__The exercise__
Your task is to transcribe all the entries exactly, excluding pictures.
--
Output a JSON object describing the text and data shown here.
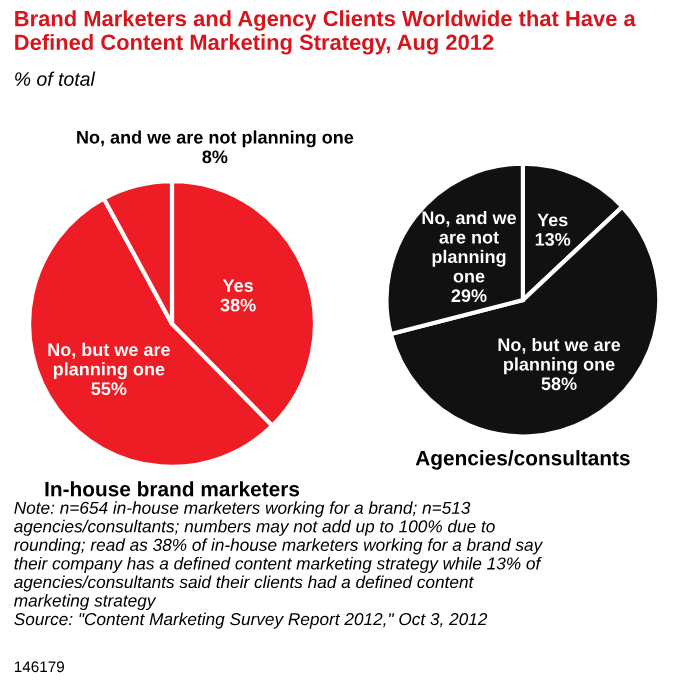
{
  "chart_data": [
    {
      "type": "pie",
      "title": "Brand Marketers and Agency Clients Worldwide that Have a Defined Content Marketing Strategy, Aug 2012",
      "subtitle": "% of total",
      "xlabel": "In-house brand marketers",
      "categories": [
        "Yes",
        "No, but we are planning one",
        "No, and we are not planning one"
      ],
      "values": [
        38,
        55,
        8
      ],
      "value_labels": [
        "38%",
        "55%",
        "8%"
      ],
      "colors": [
        "#ee1c25",
        "#ee1c25",
        "#ee1c25"
      ],
      "annotations": [
        "Note: n=654 in-house marketers working for a brand; n=513 agencies/consultants; numbers may not add up to 100% due to rounding; read as 38% of in-house marketers working for a brand say their company has a defined content marketing strategy while 13% of agencies/consultants said their clients had a defined content marketing strategy",
        "Source: \"Content Marketing Survey Report 2012,\" Oct 3, 2012",
        "146179"
      ]
    },
    {
      "type": "pie",
      "xlabel": "Agencies/consultants",
      "categories": [
        "Yes",
        "No, but we are planning one",
        "No, and we are not planning one"
      ],
      "values": [
        13,
        58,
        29
      ],
      "value_labels": [
        "13%",
        "58%",
        "29%"
      ],
      "colors": [
        "#111111",
        "#111111",
        "#111111"
      ]
    }
  ]
}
--
__Reply to the task__
Output a JSON object describing the text and data shown here.
{
  "chart_data": [
    {
      "type": "pie",
      "title": "Brand Marketers and Agency Clients Worldwide that Have a Defined Content Marketing Strategy, Aug 2012",
      "subtitle": "% of total",
      "xlabel": "In-house brand marketers",
      "categories": [
        "Yes",
        "No, but we are planning one",
        "No, and we are not planning one"
      ],
      "values": [
        38,
        55,
        8
      ],
      "value_labels": [
        "38%",
        "55%",
        "8%"
      ],
      "colors": [
        "#ee1c25",
        "#ee1c25",
        "#ee1c25"
      ],
      "annotations": [
        "Note: n=654 in-house marketers working for a brand; n=513 agencies/consultants; numbers may not add up to 100% due to rounding; read as 38% of in-house marketers working for a brand say their company has a defined content marketing strategy while 13% of agencies/consultants said their clients had a defined content marketing strategy",
        "Source: \"Content Marketing Survey Report 2012,\" Oct 3, 2012",
        "146179"
      ]
    },
    {
      "type": "pie",
      "xlabel": "Agencies/consultants",
      "categories": [
        "Yes",
        "No, but we are planning one",
        "No, and we are not planning one"
      ],
      "values": [
        13,
        58,
        29
      ],
      "value_labels": [
        "13%",
        "58%",
        "29%"
      ],
      "colors": [
        "#111111",
        "#111111",
        "#111111"
      ]
    }
  ]
}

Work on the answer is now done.